### Source excerpt
++++++++++++++++++++
[R] highly biased PCA data?

Sat Nov 6 00:36:54 CET 2004

I'd suggest you start by using lda() or qda() from MASS,
benefits being that

(a) if the frequencies in the sample do not reflect the frequencies
in the target population, you can set 'prior' to mirror the target
frequencies.  The issue is, perhaps, is your odd person odd in
a 1000 dog : 100 cat owners : 10 fish population, or odd, e.g., in
a 1000:1000:50 population?  You can also vary the prior to see
what the effect is.  If however you set a large prior probability for
a group that is poorly represented, results will be 'noisy'.  Note
the use of 'classwt' for the prior probablities for randomForest().

(b) You can plot second versus first discriminant function scores,
to get a direct graphical representation of results.
++++++++++++++++++++
### Given records
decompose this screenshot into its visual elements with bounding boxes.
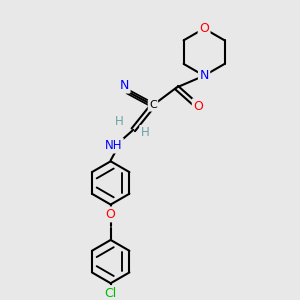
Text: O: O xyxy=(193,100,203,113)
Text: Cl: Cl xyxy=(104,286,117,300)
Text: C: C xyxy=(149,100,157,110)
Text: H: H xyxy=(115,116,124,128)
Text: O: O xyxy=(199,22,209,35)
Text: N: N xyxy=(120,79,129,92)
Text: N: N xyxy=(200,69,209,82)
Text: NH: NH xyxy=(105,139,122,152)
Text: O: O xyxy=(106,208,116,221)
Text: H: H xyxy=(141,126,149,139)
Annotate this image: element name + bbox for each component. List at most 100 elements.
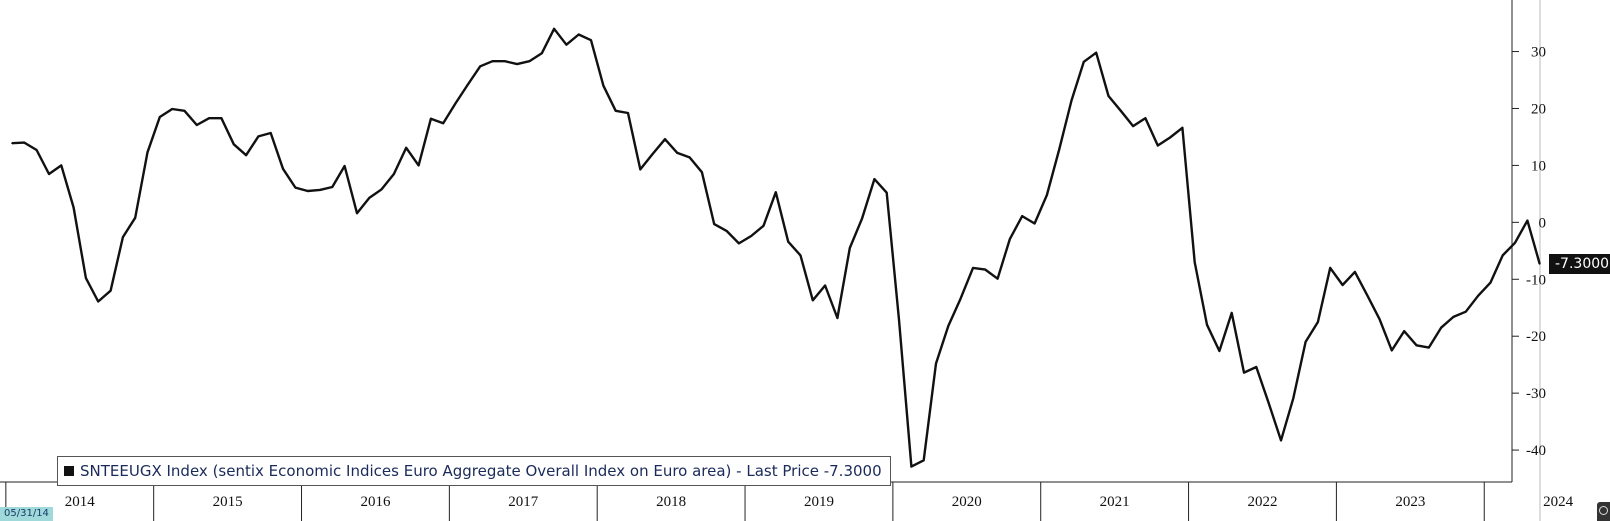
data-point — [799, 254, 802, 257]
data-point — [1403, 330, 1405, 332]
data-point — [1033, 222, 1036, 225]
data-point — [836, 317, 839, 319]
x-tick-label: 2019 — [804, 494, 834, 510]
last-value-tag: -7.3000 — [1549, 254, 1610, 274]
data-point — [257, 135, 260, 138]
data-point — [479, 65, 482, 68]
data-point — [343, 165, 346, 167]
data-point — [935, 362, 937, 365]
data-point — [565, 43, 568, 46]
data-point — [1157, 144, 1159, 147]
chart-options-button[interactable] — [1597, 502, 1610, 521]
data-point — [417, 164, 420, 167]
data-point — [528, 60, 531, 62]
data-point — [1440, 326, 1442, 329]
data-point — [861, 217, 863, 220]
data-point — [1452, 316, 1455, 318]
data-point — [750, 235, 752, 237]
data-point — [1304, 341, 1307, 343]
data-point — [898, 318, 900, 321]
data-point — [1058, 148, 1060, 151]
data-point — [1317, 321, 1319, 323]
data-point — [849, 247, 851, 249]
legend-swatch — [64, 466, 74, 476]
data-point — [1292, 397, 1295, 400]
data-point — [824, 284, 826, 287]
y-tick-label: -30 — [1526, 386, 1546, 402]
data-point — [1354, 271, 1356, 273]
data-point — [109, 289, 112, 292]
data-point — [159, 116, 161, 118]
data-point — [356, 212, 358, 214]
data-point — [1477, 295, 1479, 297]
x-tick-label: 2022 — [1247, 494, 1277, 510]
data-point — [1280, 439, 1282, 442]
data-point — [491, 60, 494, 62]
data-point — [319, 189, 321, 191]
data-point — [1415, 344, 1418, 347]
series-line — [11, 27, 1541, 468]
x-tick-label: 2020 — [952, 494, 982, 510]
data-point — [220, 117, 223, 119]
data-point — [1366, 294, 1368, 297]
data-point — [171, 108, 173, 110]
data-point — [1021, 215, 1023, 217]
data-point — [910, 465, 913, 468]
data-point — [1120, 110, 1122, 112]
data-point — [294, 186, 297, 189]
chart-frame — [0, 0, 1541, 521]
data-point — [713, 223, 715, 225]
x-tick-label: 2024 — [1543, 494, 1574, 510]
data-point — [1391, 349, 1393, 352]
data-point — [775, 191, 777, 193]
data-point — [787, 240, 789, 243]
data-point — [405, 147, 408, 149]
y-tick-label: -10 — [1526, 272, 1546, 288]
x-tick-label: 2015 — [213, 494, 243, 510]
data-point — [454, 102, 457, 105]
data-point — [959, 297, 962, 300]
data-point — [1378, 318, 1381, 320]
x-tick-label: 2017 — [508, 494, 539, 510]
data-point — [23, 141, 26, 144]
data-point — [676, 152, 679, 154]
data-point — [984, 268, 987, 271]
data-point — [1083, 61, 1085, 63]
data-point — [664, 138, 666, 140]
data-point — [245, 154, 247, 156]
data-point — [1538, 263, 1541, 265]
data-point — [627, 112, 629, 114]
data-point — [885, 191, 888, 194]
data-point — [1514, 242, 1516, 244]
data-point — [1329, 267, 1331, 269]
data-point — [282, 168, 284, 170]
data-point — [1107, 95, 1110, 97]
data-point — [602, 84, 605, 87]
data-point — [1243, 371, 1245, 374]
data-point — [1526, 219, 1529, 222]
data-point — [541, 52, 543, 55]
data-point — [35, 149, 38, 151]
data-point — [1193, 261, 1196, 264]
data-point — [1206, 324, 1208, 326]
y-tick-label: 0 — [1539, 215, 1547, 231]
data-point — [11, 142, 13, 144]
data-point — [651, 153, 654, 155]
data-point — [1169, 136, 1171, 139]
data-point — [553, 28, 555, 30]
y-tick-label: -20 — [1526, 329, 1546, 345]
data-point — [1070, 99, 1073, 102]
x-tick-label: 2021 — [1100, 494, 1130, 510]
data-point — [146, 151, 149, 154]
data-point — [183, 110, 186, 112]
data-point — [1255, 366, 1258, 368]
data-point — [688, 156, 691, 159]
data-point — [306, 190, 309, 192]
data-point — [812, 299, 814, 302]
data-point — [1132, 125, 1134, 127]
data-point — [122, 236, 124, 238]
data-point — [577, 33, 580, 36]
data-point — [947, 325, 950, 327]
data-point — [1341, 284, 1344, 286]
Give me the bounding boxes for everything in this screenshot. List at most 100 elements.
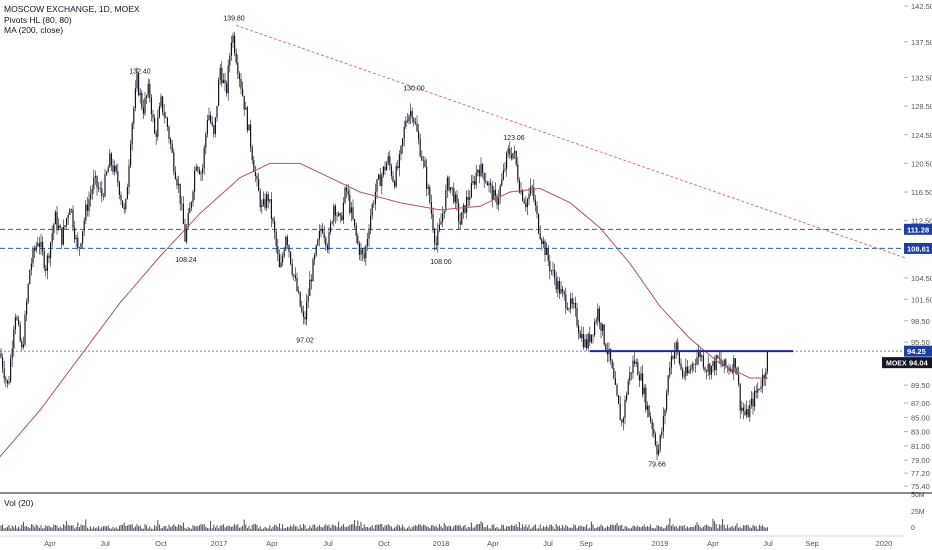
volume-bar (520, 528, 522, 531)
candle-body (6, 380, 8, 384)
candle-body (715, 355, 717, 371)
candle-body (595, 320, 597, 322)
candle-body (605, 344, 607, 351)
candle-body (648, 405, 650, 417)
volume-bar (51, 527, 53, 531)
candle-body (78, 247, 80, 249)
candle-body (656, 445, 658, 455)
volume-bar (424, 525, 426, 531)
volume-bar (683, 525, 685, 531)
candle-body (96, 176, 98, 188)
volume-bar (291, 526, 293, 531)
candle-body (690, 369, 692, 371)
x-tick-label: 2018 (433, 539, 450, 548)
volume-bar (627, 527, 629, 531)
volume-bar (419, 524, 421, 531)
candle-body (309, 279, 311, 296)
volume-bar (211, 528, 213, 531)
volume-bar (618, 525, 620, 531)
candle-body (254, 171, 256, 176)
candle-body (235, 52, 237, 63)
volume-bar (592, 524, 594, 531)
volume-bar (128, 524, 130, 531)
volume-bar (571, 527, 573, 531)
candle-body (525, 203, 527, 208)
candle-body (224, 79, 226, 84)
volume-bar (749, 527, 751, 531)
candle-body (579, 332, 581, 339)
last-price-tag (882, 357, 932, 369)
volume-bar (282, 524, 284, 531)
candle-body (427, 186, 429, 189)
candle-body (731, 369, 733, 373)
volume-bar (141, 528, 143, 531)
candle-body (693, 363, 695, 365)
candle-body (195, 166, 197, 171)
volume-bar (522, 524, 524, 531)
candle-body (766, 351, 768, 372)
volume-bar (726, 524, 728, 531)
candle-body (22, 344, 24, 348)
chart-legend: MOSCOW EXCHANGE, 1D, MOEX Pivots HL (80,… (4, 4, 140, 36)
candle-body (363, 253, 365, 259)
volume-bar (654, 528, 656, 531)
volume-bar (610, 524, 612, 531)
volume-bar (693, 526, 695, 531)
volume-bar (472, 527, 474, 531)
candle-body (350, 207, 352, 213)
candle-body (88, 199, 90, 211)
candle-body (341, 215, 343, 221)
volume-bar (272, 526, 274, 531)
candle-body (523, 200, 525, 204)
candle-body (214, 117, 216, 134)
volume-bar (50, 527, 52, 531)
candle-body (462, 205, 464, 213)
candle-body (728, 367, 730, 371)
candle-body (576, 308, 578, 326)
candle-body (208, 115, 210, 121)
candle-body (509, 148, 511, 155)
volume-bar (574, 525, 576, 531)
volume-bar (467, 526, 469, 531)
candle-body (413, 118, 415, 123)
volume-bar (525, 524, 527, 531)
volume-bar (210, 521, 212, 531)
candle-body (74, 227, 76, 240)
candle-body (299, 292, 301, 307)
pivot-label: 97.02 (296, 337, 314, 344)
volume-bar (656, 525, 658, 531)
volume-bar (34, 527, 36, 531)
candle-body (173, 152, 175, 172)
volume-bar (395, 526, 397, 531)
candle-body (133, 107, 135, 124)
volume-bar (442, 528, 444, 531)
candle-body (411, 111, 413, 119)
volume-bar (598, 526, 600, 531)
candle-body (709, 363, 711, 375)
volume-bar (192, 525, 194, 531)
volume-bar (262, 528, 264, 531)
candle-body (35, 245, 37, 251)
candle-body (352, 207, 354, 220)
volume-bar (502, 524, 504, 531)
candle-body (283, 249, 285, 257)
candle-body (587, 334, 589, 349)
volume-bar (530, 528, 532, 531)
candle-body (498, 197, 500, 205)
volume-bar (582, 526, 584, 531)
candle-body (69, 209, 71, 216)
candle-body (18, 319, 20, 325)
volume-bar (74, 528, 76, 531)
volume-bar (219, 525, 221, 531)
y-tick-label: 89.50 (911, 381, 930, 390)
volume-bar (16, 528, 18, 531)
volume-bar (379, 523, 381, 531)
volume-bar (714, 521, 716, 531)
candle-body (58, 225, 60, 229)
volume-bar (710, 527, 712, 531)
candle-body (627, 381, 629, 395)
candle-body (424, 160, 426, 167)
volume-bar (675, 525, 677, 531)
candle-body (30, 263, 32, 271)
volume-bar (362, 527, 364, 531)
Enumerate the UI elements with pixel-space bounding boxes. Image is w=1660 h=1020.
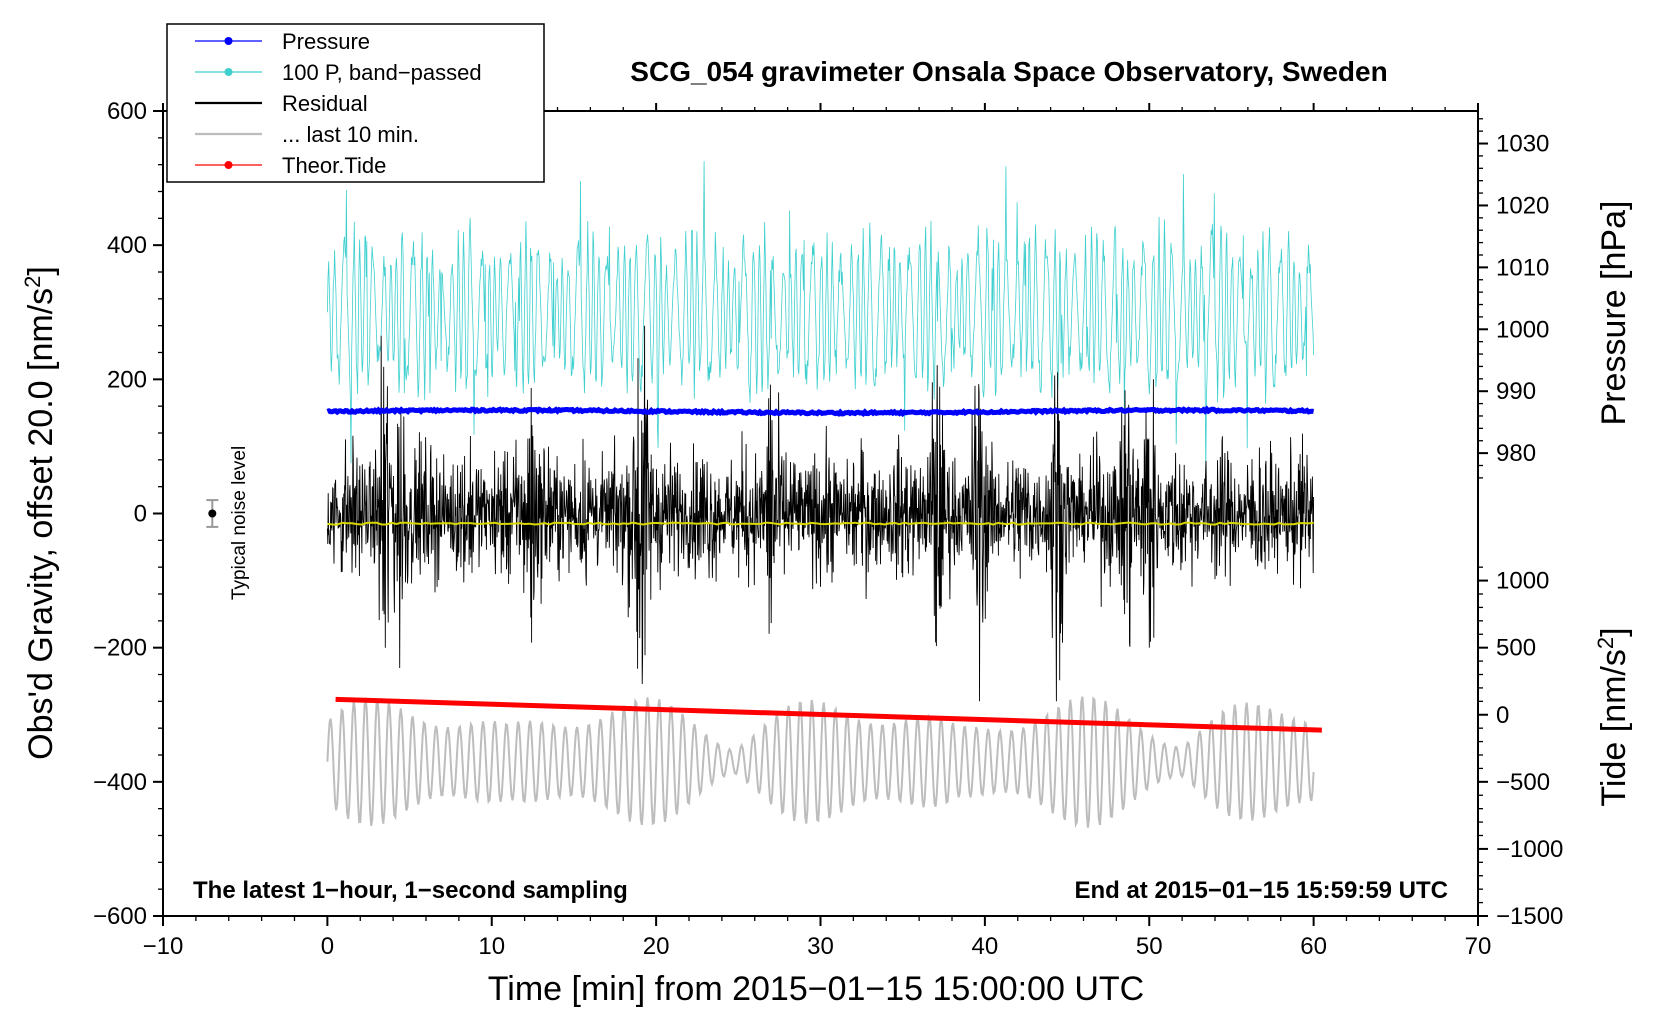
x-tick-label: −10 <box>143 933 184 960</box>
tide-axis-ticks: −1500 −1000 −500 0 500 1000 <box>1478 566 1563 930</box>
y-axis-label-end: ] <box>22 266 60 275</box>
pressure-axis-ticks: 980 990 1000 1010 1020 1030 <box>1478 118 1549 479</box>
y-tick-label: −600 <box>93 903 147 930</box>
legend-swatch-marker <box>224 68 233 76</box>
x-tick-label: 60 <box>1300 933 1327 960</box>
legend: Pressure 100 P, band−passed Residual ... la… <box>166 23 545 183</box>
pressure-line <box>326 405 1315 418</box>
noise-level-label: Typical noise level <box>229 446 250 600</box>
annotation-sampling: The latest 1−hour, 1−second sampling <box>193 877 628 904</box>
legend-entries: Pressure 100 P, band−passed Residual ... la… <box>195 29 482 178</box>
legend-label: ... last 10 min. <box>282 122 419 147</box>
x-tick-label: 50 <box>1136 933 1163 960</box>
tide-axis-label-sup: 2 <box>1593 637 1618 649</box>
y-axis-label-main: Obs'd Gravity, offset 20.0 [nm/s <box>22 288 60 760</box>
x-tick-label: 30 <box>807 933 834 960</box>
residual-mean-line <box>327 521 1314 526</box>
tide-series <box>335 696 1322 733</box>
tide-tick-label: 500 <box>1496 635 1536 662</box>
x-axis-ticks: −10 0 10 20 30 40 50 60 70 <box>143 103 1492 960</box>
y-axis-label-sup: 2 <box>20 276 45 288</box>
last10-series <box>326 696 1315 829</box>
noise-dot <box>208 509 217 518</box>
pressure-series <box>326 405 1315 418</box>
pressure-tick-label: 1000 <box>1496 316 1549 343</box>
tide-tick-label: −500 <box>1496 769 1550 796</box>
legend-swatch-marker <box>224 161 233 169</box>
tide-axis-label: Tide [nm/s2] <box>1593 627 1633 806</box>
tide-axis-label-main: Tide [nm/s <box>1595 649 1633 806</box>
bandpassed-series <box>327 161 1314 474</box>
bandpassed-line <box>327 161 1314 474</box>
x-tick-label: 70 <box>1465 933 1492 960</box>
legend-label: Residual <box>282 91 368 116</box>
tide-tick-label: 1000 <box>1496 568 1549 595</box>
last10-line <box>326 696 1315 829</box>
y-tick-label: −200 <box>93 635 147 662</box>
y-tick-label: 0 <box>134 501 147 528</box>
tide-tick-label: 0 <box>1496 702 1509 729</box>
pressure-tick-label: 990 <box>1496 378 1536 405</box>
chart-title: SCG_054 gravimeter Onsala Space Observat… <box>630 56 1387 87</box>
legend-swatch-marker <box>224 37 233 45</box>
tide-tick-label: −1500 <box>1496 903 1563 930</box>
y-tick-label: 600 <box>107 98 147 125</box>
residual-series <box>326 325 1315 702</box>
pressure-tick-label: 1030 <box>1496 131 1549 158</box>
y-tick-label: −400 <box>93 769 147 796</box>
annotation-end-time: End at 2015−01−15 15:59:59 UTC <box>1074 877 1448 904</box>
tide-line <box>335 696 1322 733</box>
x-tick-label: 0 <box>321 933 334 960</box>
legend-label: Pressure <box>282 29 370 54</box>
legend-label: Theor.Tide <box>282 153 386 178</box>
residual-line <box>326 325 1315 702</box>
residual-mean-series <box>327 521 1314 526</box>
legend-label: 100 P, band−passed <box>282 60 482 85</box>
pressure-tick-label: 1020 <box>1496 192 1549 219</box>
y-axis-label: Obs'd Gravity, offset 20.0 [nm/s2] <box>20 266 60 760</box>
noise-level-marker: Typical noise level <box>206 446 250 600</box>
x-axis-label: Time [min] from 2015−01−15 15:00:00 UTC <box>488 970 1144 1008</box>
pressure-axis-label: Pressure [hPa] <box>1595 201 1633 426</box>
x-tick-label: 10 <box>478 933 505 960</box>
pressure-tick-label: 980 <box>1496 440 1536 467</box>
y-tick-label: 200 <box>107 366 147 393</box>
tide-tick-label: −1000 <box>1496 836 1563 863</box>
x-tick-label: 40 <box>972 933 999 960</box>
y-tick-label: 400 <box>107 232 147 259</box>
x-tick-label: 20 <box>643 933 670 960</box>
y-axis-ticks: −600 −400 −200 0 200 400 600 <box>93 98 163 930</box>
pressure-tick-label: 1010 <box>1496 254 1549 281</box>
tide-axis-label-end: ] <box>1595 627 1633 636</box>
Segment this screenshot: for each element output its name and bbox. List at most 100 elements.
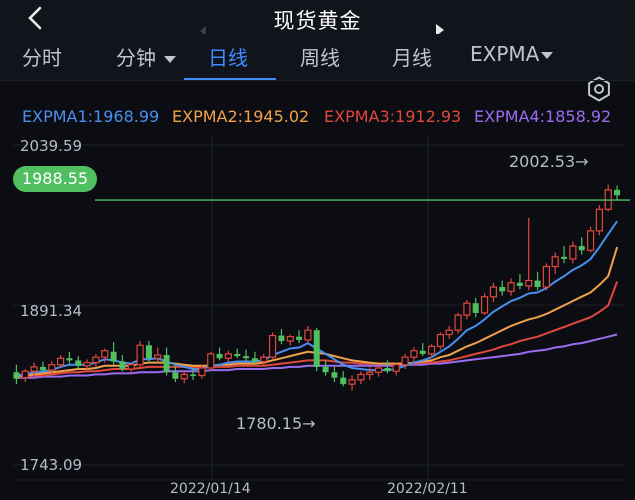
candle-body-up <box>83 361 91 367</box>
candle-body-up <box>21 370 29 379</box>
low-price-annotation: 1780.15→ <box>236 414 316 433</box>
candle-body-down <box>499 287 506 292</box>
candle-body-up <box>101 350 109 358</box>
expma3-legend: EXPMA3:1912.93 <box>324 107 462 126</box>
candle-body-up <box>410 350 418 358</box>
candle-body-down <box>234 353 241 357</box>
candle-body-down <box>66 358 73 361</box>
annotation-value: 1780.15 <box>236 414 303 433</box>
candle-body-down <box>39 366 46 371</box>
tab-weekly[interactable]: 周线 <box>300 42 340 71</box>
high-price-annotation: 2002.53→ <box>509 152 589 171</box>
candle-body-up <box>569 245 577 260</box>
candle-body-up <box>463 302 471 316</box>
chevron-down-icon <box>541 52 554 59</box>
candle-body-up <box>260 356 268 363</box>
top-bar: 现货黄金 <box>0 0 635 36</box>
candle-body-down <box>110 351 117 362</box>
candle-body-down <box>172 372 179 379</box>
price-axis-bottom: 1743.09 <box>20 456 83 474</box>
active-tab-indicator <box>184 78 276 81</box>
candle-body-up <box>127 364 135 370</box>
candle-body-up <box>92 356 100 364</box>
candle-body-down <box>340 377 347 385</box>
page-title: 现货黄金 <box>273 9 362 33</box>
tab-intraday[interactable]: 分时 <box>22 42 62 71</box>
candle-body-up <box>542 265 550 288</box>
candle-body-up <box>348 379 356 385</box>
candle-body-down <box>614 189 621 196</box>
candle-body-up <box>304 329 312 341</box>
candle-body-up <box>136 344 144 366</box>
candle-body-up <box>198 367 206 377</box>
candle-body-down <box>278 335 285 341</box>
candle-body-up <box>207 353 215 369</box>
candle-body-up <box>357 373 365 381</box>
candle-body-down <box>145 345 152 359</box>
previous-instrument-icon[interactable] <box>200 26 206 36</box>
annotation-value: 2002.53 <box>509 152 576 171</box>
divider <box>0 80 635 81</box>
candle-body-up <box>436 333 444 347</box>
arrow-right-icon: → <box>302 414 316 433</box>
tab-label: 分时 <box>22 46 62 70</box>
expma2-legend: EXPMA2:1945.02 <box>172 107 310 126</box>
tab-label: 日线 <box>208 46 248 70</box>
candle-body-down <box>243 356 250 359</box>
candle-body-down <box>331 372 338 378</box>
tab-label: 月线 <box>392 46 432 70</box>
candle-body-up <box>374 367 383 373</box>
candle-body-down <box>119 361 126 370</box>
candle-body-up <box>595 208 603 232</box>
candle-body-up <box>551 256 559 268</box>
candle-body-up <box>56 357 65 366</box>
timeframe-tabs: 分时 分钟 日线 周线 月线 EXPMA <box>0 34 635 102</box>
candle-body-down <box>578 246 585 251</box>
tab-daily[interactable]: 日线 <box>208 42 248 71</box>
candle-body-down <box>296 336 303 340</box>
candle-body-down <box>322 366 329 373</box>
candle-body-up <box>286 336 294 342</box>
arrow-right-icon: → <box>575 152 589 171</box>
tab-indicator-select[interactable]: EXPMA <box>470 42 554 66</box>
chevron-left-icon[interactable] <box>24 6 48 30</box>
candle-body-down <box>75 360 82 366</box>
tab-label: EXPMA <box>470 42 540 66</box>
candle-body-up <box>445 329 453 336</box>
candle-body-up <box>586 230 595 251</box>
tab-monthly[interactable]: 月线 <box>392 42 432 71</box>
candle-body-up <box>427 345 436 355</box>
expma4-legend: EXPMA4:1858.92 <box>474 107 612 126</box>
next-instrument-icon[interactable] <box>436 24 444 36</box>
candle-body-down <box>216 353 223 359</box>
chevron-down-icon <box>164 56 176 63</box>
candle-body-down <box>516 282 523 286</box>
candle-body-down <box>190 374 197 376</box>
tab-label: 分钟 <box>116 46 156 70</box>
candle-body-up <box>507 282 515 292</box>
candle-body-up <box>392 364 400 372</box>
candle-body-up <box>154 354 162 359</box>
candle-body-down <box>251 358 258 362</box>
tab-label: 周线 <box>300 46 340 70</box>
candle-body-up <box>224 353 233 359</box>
++++++++++++++++++++
### What is expected
Please print the stretch from "I'd suggest you" through "representation of results." in the post on biased PCA data above.

### Task answer
I'd suggest you start by using lda() or qda() from MASS,
benefits being that

(a) if the frequencies in the sample do not reflect the frequencies
in the target population, you can set 'prior' to mirror the target
frequencies.  The issue is, perhaps, is your odd person odd in
a 1000 dog : 100 cat owners : 10 fish population, or odd, e.g., in
a 1000:1000:50 population?  You can also vary the prior to see
what the effect is.  If however you set a large prior probability for
a group that is poorly represented, results will be 'noisy'.  Note
the use of 'classwt' for the prior probablities for randomForest().

(b) You can plot second versus first discriminant function scores,
to get a direct graphical representation of results.